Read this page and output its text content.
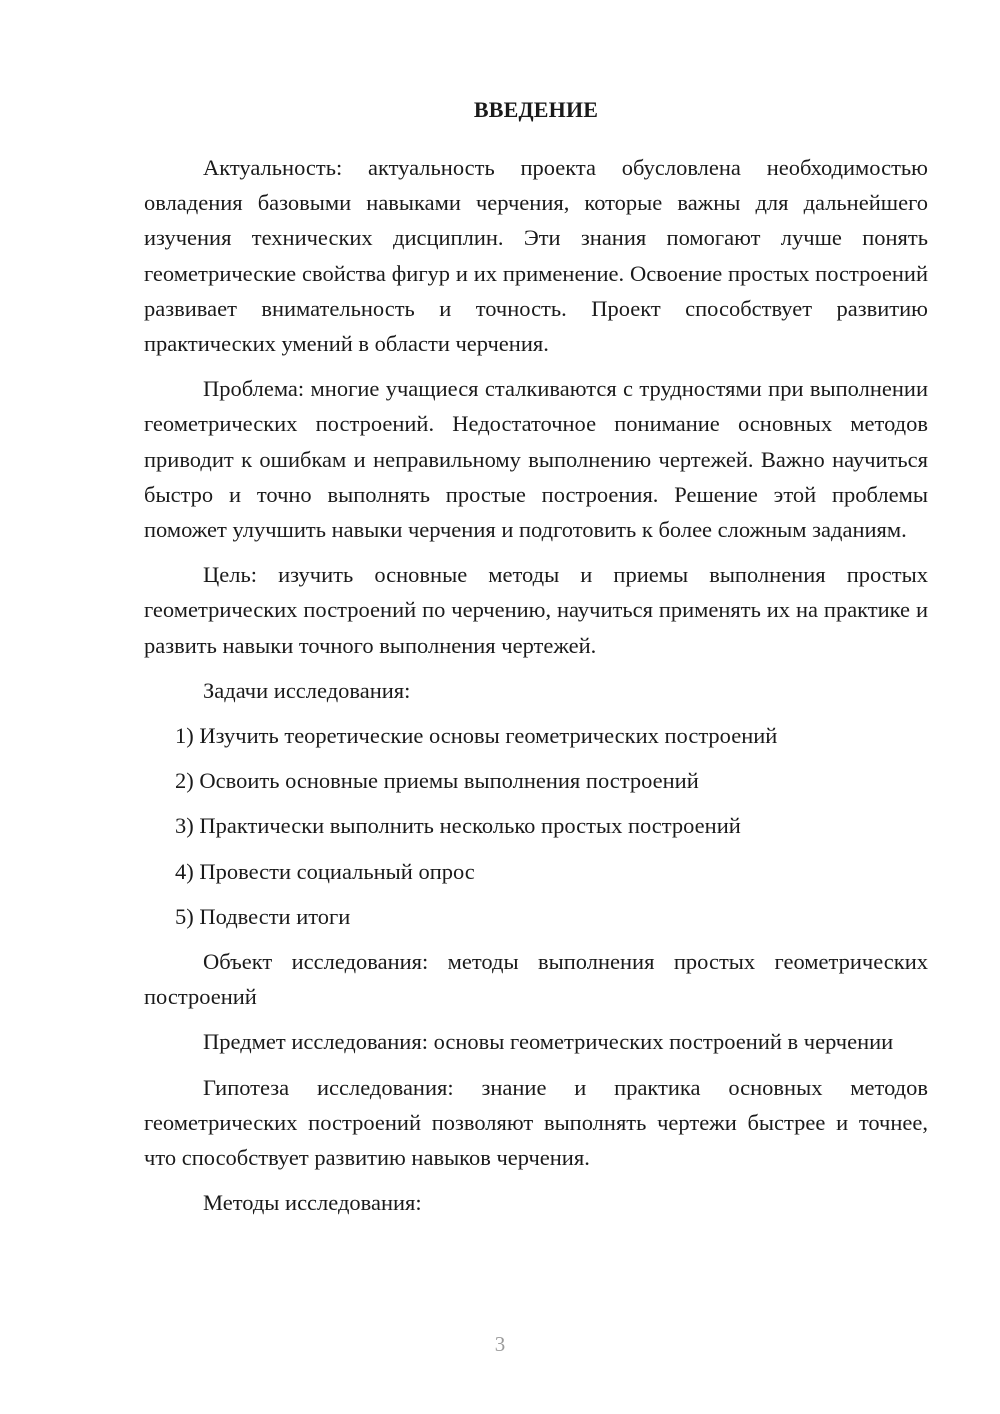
ВВЕДЕНИЕ

Актуальность: актуальность проекта обусловлена необходимостью овладения базовыми навыками черчения, которые важны для дальнейшего изучения технических дисциплин. Эти знания помогают лучше понять геометрические свойства фигур и их применение. Освоение простых построений развивает внимательность и точность. Проект способствует развитию практических умений в области черчения.

Проблема: многие учащиеся сталкиваются с трудностями при выполнении геометрических построений. Недостаточное понимание основных методов приводит к ошибкам и неправильному выполнению чертежей. Важно научиться быстро и точно выполнять простые построения. Решение этой проблемы поможет улучшить навыки черчения и подготовить к более сложным заданиям.

Цель: изучить основные методы и приемы выполнения простых геометрических построений по черчению, научиться применять их на практике и развить навыки точного выполнения чертежей.

Задачи исследования:

1) Изучить теоретические основы геометрических построений

2) Освоить основные приемы выполнения построений

3) Практически выполнить несколько простых построений

4) Провести социальный опрос

5) Подвести итоги

Объект исследования: методы выполнения простых геометрических построений

Предмет исследования: основы геометрических построений в черчении

Гипотеза исследования: знание и практика основных методов геометрических построений позволяют выполнять чертежи быстрее и точнее, что способствует развитию навыков черчения.

Методы исследования:

3
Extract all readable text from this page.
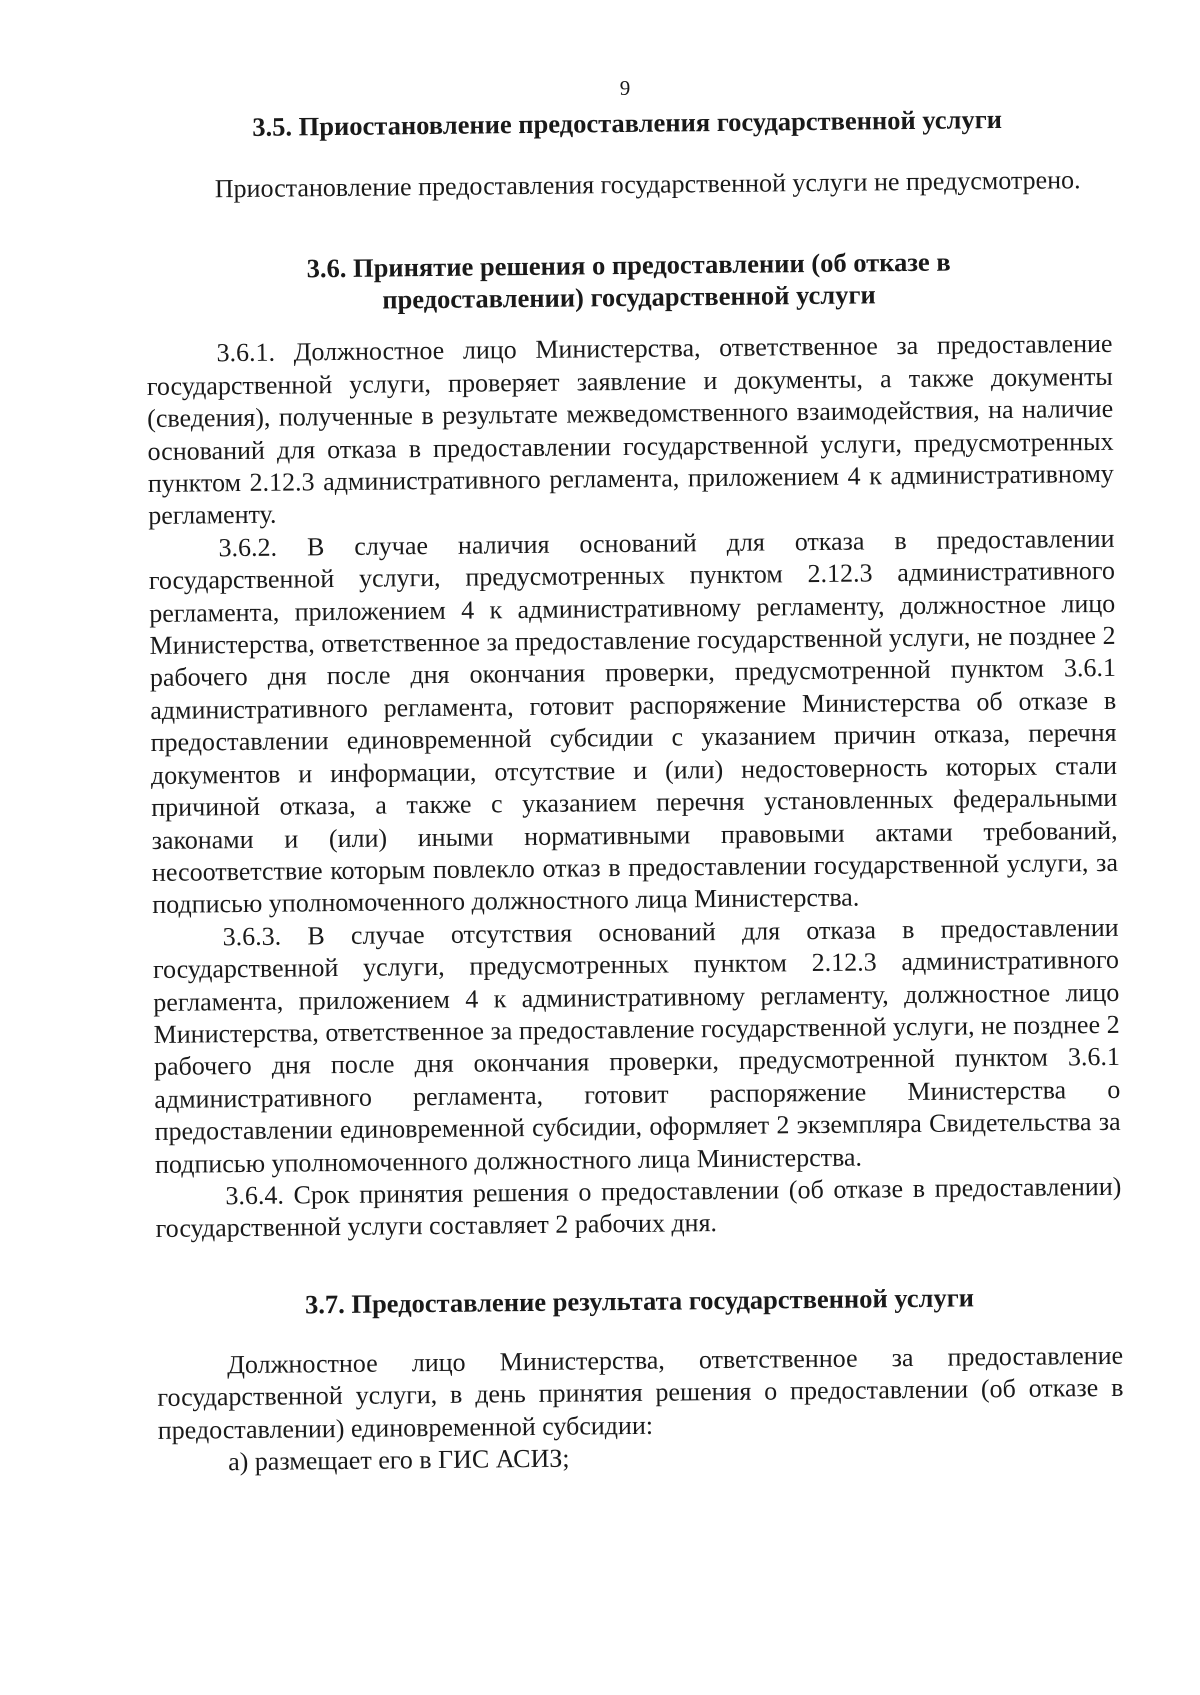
9
3.5. Приостановление предоставления государственной услуги

Приостановление предоставления государственной услуги не предусмотрено.

3.6. Принятие решения о предоставлении (об отказе в
предоставлении) государственной услуги

3.6.1. Должностное лицо Министерства, ответственное за предоставление государственной услуги, проверяет заявление и документы, а также документы (сведения), полученные в результате межведомственного взаимодействия, на наличие оснований для отказа в предоставлении государственной услуги, предусмотренных пунктом 2.12.3 административного регламента, приложением 4 к административному регламенту.

3.6.2. В случае наличия оснований для отказа в предоставлении государственной услуги, предусмотренных пунктом 2.12.3 административного регламента, приложением 4 к административному регламенту, должностное лицо Министерства, ответственное за предоставление государственной услуги, не позднее 2 рабочего дня после дня окончания проверки, предусмотренной пунктом 3.6.1 административного регламента, готовит распоряжение Министерства об отказе в предоставлении единовременной субсидии с указанием причин отказа, перечня документов и информации, отсутствие и (или) недостоверность которых стали причиной отказа, а также с указанием перечня установленных федеральными законами и (или) иными нормативными правовыми актами требований, несоответствие которым повлекло отказ в предоставлении государственной услуги, за подписью уполномоченного должностного лица Министерства.

3.6.3. В случае отсутствия оснований для отказа в предоставлении государственной услуги, предусмотренных пунктом 2.12.3 административного регламента, приложением 4 к административному регламенту, должностное лицо Министерства, ответственное за предоставление государственной услуги, не позднее 2 рабочего дня после дня окончания проверки, предусмотренной пунктом 3.6.1 административного регламента, готовит распоряжение Министерства о предоставлении единовременной субсидии, оформляет 2 экземпляра Свидетельства за подписью уполномоченного должностного лица Министерства.

3.6.4. Срок принятия решения о предоставлении (об отказе в предоставлении) государственной услуги составляет 2 рабочих дня.

3.7. Предоставление результата государственной услуги

Должностное лицо Министерства, ответственное за предоставление государственной услуги, в день принятия решения о предоставлении (об отказе в предоставлении) единовременной субсидии:

а) размещает его в ГИС АСИЗ;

= = = =

Gather all lines of the records that include the word "приемы".

Цель: изучить основные методы и приемы выполнения простых геометрических построений по черчению, научиться применять их на практике и развить навыки точного выполнения чертежей.
2) Освоить основные приемы выполнения построений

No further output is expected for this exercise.